• [Stored records]
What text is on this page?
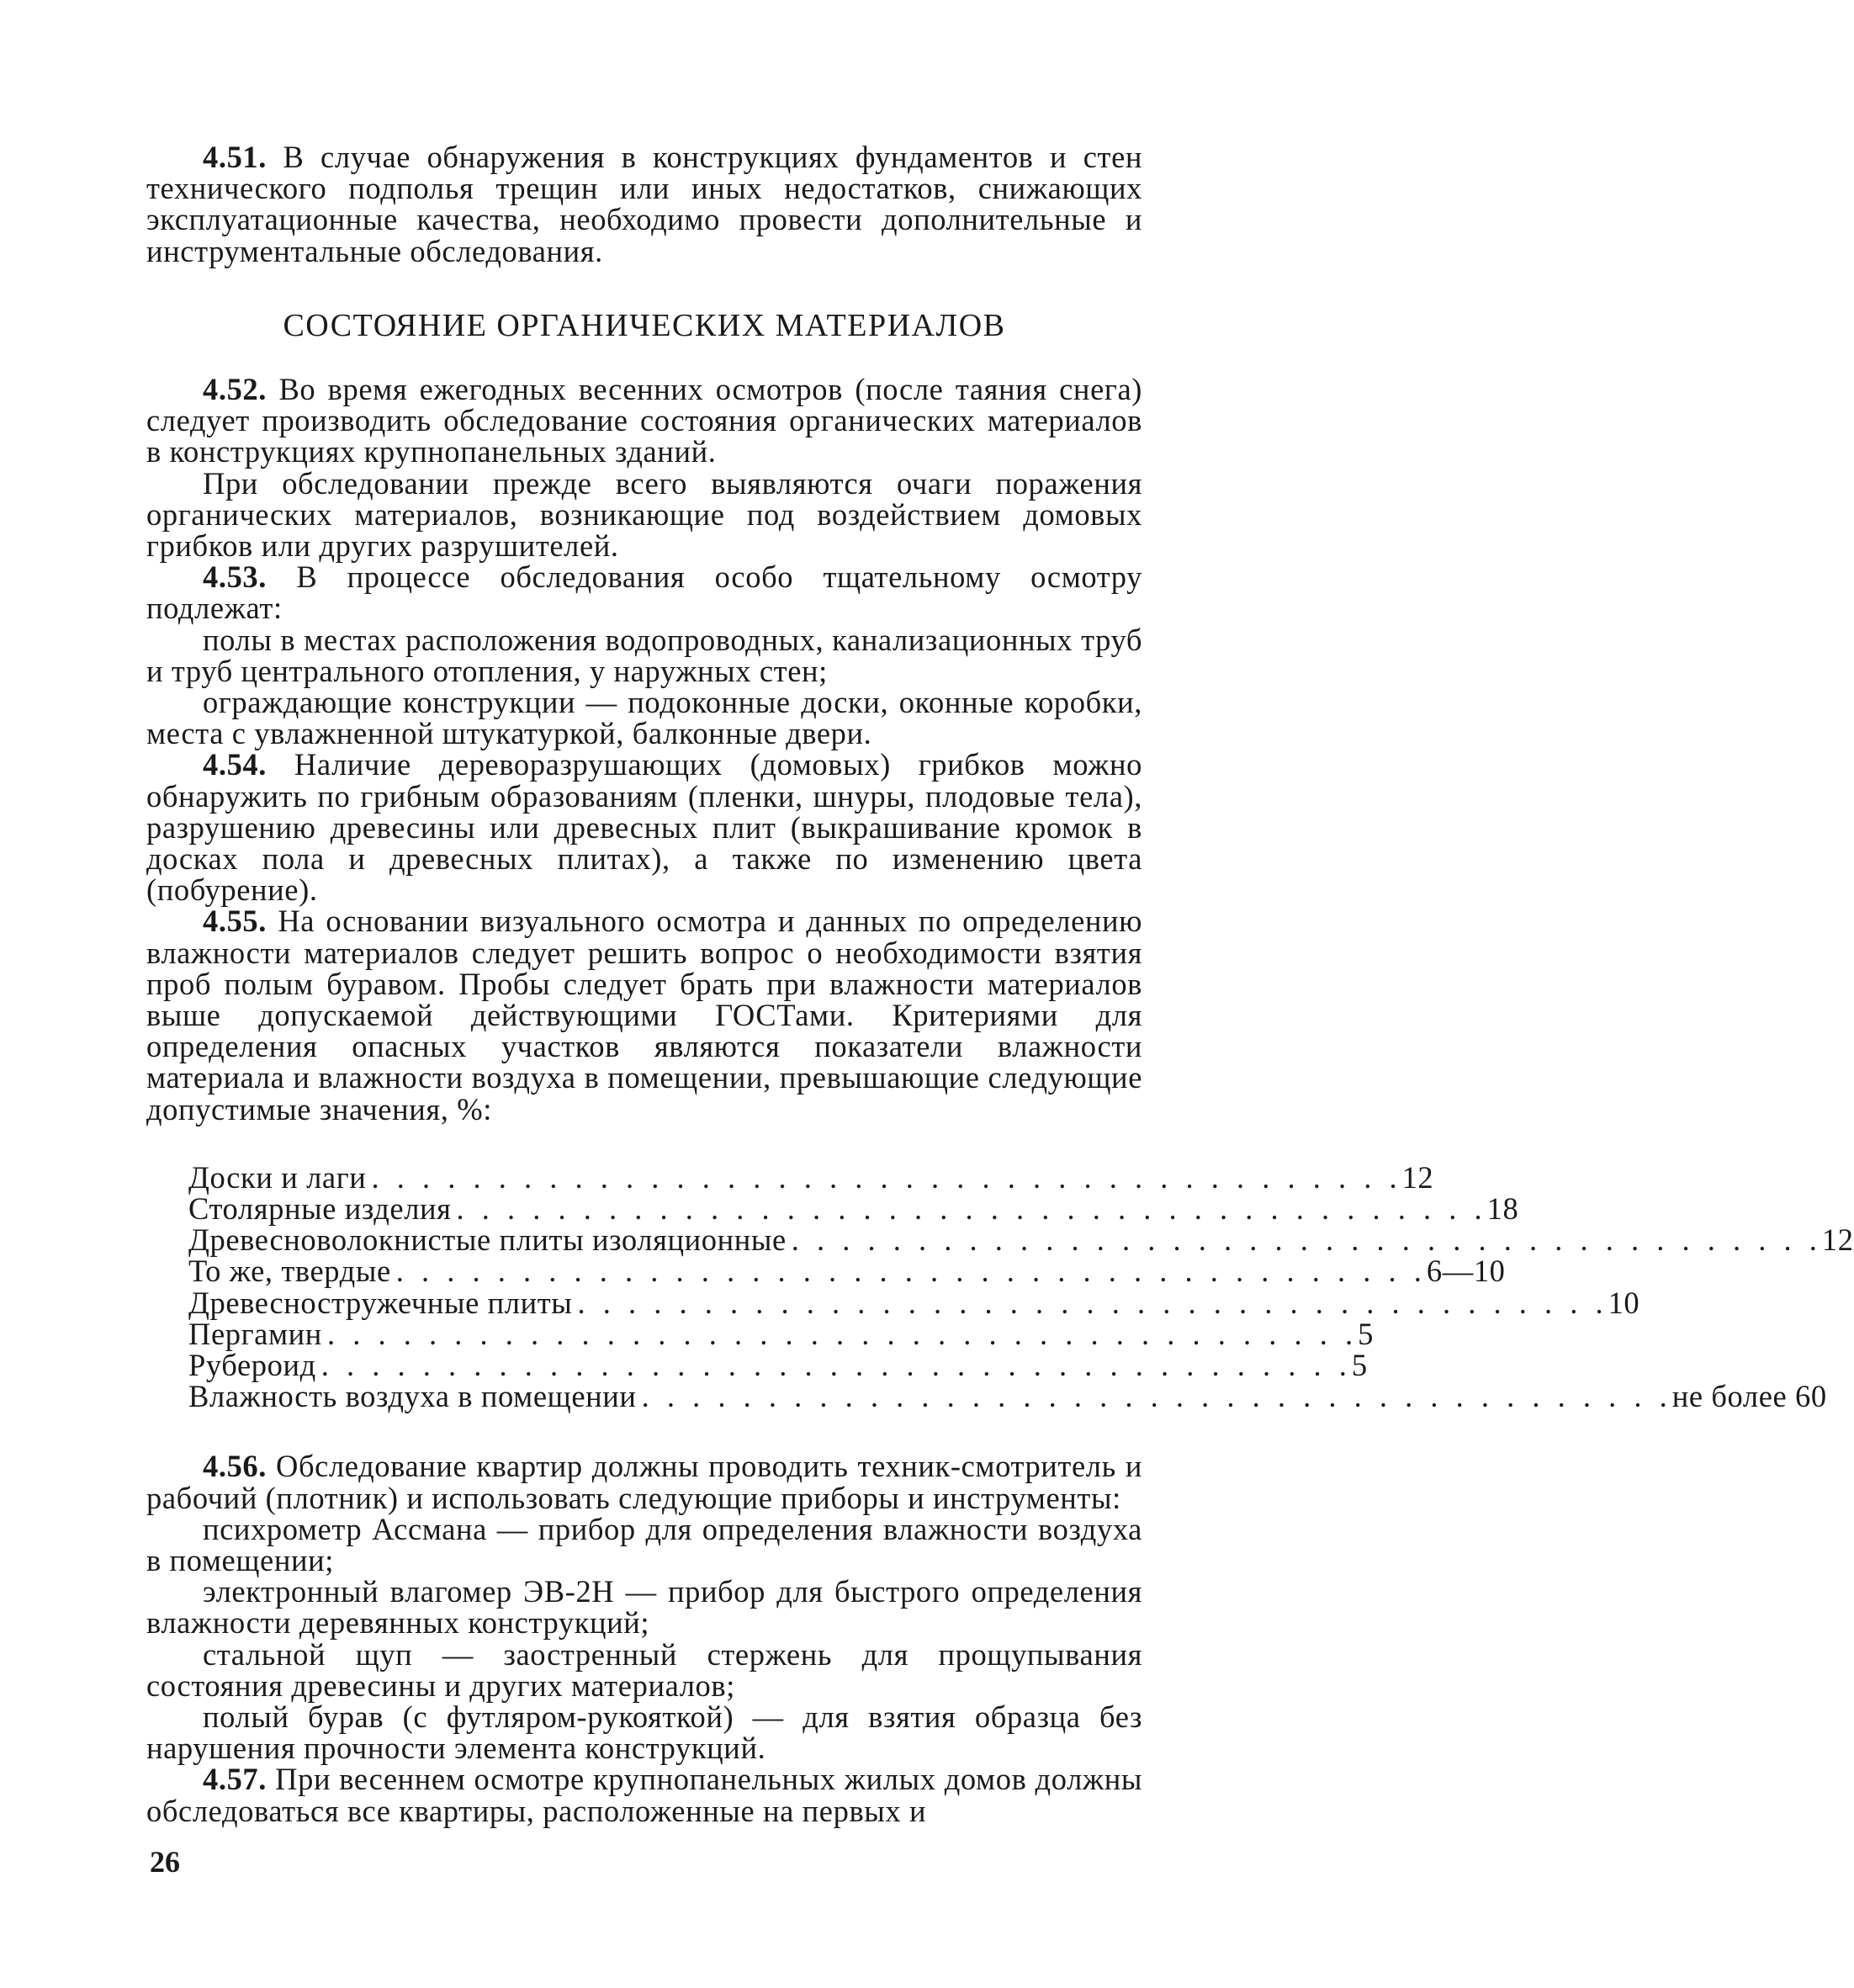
4.51. В случае обнаружения в конструкциях фундаментов и стен технического подполья трещин или иных недостатков, снижающих эксплуатационные качества, необходимо провести дополнительные и инструментальные обследования.

СОСТОЯНИЕ ОРГАНИЧЕСКИХ МАТЕРИАЛОВ

4.52. Во время ежегодных весенних осмотров (после таяния снега) следует производить обследование состояния органических материалов в конструкциях крупнопанельных зданий.

При обследовании прежде всего выявляются очаги поражения органических материалов, возникающие под воздействием домовых грибков или других разрушителей.

4.53. В процессе обследования особо тщательному осмотру подлежат:

полы в местах расположения водопроводных, канализационных труб и труб центрального отопления, у наружных стен;

ограждающие конструкции — подоконные доски, оконные коробки, места с увлажненной штукатуркой, балконные двери.

4.54. Наличие дереворазрушающих (домовых) грибков можно обнаружить по грибным образованиям (пленки, шнуры, плодовые тела), разрушению древесины или древесных плит (выкрашивание кромок в досках пола и древесных плитах), а также по изменению цвета (побурение).

4.55. На основании визуального осмотра и данных по определению влажности материалов следует решить вопрос о необходимости взятия проб полым буравом. Пробы следует брать при влажности материалов выше допускаемой действующими ГОСТами. Критериями для определения опасных участков являются показатели влажности материала и влажности воздуха в помещении, превышающие следующие допустимые значения, %:

Доски и лаги . . . . . . . . . . . . . . . . . . . . . . . . . . . . . . . . . . . . . . . . . 12
Столярные изделия . . . . . . . . . . . . . . . . . . . . . . . . . . . . . . . . . . . . . . . . . 18
Древесноволокнистые плиты изоляционные . . . . . . . . . . . . . . . . . . . . . . . . . . . . . . . . . . . . . . . . . 12
То же, твердые . . . . . . . . . . . . . . . . . . . . . . . . . . . . . . . . . . . . . . . . . 6—10
Древесностружечные плиты . . . . . . . . . . . . . . . . . . . . . . . . . . . . . . . . . . . . . . . . . 10
Пергамин . . . . . . . . . . . . . . . . . . . . . . . . . . . . . . . . . . . . . . . . . 5
Рубероид . . . . . . . . . . . . . . . . . . . . . . . . . . . . . . . . . . . . . . . . . 5
Влажность воздуха в помещении . . . . . . . . . . . . . . . . . . . . . . . . . . . . . . . . . . . . . . . . . не более 60

4.56. Обследование квартир должны проводить техник-смотритель и рабочий (плотник) и использовать следующие приборы и инструменты:

психрометр Ассмана — прибор для определения влажности воздуха в помещении;

электронный влагомер ЭВ-2Н — прибор для быстрого определения влажности деревянных конструкций;

стальной щуп — заостренный стержень для прощупывания состояния древесины и других материалов;

полый бурав (с футляром-рукояткой) — для взятия образца без нарушения прочности элемента конструкций.

4.57. При весеннем осмотре крупнопанельных жилых домов должны обследоваться все квартиры, расположенные на первых и

26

• [TASK REQUIREMENTS] Lines of the material that contain the word "плиты" are to be gathered.

• [FINAL RESULT]
Древесноволокнистые плиты изоляционные . . . . . . . . . . . . . . . . . . . . . . . . . . . . . . . . . . . . . . . . . 12
Древесностружечные плиты . . . . . . . . . . . . . . . . . . . . . . . . . . . . . . . . . . . . . . . . . 10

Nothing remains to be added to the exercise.